[Recorded data]

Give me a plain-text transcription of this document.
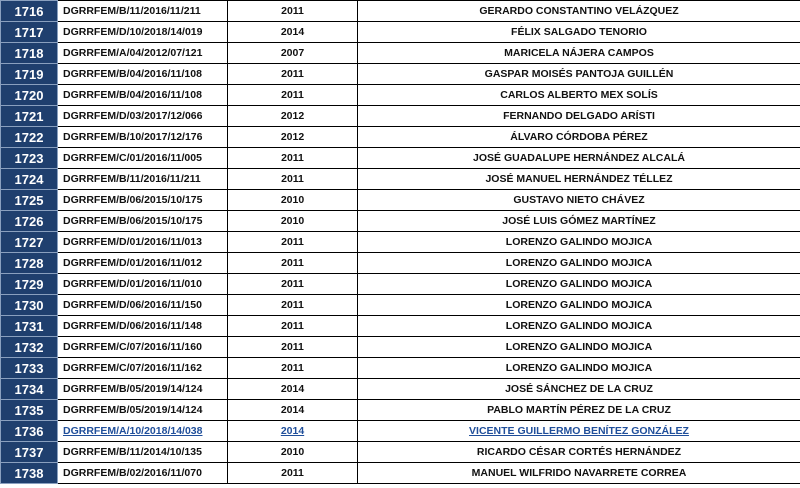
1716	DGRRFEM/B/11/2016/11/211	2011	GERARDO CONSTANTINO VELÁZQUEZ
1717	DGRRFEM/D/10/2018/14/019	2014	FÉLIX SALGADO TENORIO
1718	DGRRFEM/A/04/2012/07/121	2007	MARICELA NÁJERA CAMPOS
1719	DGRRFEM/B/04/2016/11/108	2011	GASPAR MOISÉS PANTOJA GUILLÉN
1720	DGRRFEM/B/04/2016/11/108	2011	CARLOS ALBERTO MEX SOLÍS
1721	DGRRFEM/D/03/2017/12/066	2012	FERNANDO DELGADO ARÍSTI
1722	DGRRFEM/B/10/2017/12/176	2012	ÁLVARO CÓRDOBA PÉREZ
1723	DGRRFEM/C/01/2016/11/005	2011	JOSÉ GUADALUPE HERNÁNDEZ ALCALÁ
1724	DGRRFEM/B/11/2016/11/211	2011	JOSÉ MANUEL HERNÁNDEZ TÉLLEZ
1725	DGRRFEM/B/06/2015/10/175	2010	GUSTAVO NIETO CHÁVEZ
1726	DGRRFEM/B/06/2015/10/175	2010	JOSÉ LUIS GÓMEZ MARTÍNEZ
1727	DGRRFEM/D/01/2016/11/013	2011	LORENZO GALINDO MOJICA
1728	DGRRFEM/D/01/2016/11/012	2011	LORENZO GALINDO MOJICA
1729	DGRRFEM/D/01/2016/11/010	2011	LORENZO GALINDO MOJICA
1730	DGRRFEM/D/06/2016/11/150	2011	LORENZO GALINDO MOJICA
1731	DGRRFEM/D/06/2016/11/148	2011	LORENZO GALINDO MOJICA
1732	DGRRFEM/C/07/2016/11/160	2011	LORENZO GALINDO MOJICA
1733	DGRRFEM/C/07/2016/11/162	2011	LORENZO GALINDO MOJICA
1734	DGRRFEM/B/05/2019/14/124	2014	JOSÉ SÁNCHEZ DE LA CRUZ
1735	DGRRFEM/B/05/2019/14/124	2014	PABLO MARTÍN PÉREZ DE LA CRUZ
1736	DGRRFEM/A/10/2018/14/038	2014	VICENTE GUILLERMO BENÍTEZ GONZÁLEZ
1737	DGRRFEM/B/11/2014/10/135	2010	RICARDO CÉSAR CORTÉS HERNÁNDEZ
1738	DGRRFEM/B/02/2016/11/070	2011	MANUEL WILFRIDO NAVARRETE CORREA
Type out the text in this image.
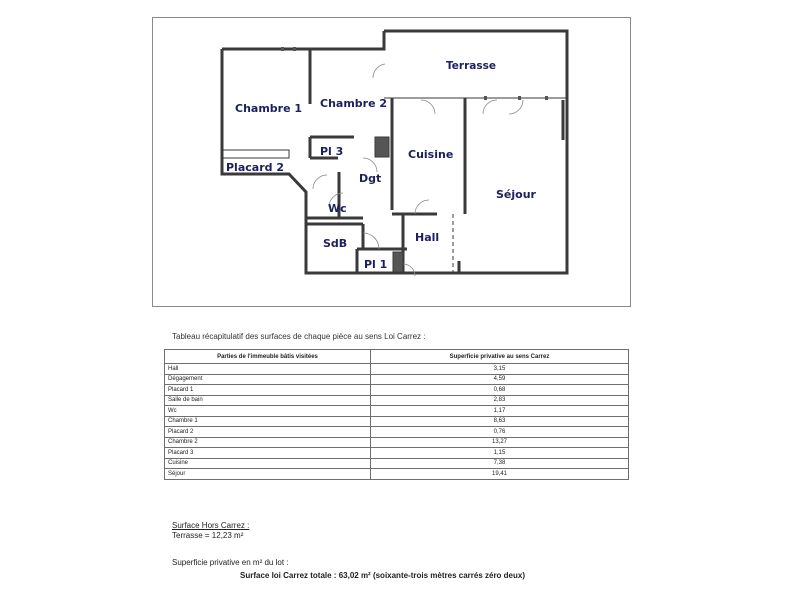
Chambre 1 Chambre 2
Terrasse
Placard 2
Pl 3	Cuisine
Dgt
Séjour
Wc
SdB	Hall
Pl 1
Tableau récapitulatif des surfaces de chaque pièce au sens Loi Carrez :
Parties de l'immeuble bâtis visitées	Superficie privative au sens Carrez
Hall	3,15
Dégagement	4,59
Placard 1	0,68
Salle de bain	2,83
Wc	1,17
Chambre 1	8,63
Placard 2	0,76
Chambre 2	13,27
Placard 3	1,15
Cuisine	7,38
Séjour	19,41
Surface Hors Carrez :
Terrasse = 12,23 m²
Superficie privative en m² du lot :
Surface loi Carrez totale : 63,02 m² (soixante-trois mètres carrés zéro deux)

§ WRITTEN REQUEST
Using the listing above, pull out all lines that hold the word "text".

§ SOLUTION TO THIS TASK
Give me a plain-text transcription of this document.
Type out the text in this image.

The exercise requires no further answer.